TRY IT
From the patent claims below, list every distinct value used to calculate a reduction coefficient. Count a value that appears in both claims only once.

[[ EXTRACT TO READ, beginning ]]

9. The apparatus of claim 6 , wherein the instructions are executable by the processor to: calculate a reduction coefficient using a largest amplitude of amplitudes of audio frames within the popping residing section and an average value of M audio frames preceding the popping residing section and an average value of M audio frames succeeding the popping residing section; and reduce amplitudes of audio frames within the popping residing section according to the reduction coefficient.

10. The apparatus of claim 6 , wherein the instructions are executable by the processor to: calculate a reduction coefficient using a largest amplitude of amplitudes of audio frames within the popping residing section and an average value of amplitudes of audio frames within the popping residing section; and reduce amplitudes of audio frames within the popping residing section according to the reduction coefficient.

[[ EXTRACT TO READ, end ]]
[[ SUPPLIED INFORMATION, beginning ]]

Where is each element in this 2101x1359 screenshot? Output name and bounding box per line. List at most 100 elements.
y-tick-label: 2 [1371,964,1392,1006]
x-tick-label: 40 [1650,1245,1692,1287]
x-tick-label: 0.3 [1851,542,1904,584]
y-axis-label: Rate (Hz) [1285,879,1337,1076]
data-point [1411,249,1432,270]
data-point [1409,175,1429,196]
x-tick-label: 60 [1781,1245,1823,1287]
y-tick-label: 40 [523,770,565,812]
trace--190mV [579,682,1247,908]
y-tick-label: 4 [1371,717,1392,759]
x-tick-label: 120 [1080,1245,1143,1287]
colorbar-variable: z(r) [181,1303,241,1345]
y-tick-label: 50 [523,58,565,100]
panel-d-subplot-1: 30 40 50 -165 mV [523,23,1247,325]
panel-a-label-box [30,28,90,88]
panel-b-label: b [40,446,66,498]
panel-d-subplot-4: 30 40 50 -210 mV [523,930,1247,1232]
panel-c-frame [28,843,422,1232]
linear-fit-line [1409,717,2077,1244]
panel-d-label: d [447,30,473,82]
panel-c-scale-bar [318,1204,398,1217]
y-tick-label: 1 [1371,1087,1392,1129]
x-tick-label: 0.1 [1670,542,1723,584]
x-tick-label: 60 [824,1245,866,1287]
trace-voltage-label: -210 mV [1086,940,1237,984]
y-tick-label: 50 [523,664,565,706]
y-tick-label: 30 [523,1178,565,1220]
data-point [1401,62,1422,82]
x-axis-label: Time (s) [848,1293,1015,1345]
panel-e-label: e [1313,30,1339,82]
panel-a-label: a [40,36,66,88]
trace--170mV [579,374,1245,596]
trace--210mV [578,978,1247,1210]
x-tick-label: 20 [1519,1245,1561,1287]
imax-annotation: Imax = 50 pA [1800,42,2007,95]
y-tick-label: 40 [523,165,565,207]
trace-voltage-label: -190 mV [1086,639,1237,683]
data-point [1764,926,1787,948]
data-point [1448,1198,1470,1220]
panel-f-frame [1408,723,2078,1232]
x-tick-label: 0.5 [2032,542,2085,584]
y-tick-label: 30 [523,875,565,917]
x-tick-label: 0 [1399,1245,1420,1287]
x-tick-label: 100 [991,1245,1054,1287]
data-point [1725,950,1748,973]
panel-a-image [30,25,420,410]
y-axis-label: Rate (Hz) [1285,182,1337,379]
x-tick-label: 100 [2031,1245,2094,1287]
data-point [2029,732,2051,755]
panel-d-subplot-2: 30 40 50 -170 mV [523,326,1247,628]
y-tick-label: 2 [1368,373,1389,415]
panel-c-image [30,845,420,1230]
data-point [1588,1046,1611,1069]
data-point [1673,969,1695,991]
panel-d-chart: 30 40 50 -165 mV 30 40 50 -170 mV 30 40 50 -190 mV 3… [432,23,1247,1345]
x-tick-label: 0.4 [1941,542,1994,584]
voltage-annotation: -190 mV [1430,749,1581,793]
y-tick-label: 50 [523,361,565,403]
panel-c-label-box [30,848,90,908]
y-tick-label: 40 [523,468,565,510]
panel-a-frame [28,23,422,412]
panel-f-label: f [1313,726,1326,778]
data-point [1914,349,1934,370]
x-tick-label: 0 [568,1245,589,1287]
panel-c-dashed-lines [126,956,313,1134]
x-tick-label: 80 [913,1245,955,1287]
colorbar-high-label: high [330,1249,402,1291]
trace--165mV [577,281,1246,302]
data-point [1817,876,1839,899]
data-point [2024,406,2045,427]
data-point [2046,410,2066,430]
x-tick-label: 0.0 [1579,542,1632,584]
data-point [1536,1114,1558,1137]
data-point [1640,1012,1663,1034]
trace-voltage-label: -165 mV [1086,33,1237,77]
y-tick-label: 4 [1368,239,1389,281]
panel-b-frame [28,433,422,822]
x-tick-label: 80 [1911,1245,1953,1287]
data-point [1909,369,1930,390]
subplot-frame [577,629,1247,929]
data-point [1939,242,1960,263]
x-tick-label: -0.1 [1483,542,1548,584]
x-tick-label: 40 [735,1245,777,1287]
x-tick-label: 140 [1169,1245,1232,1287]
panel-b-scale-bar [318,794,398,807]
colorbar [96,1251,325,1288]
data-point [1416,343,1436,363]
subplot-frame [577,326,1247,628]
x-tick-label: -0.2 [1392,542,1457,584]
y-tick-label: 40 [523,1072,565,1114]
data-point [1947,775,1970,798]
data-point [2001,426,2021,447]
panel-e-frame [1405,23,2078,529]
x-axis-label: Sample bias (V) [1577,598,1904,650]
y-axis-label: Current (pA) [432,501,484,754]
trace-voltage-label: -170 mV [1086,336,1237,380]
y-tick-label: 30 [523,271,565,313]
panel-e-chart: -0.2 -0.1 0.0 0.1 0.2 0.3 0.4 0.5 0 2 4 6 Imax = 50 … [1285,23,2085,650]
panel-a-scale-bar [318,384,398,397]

[[ SUPPLIED INFORMATION, end ]]

RESULT
- a largest amplitude of amplitudes of audio frames within the popping residing section
- an average value of M audio frames preceding the popping residing section
- an average value of M audio frames succeeding the popping residing section
- an average value of amplitudes of audio frames within the popping residing section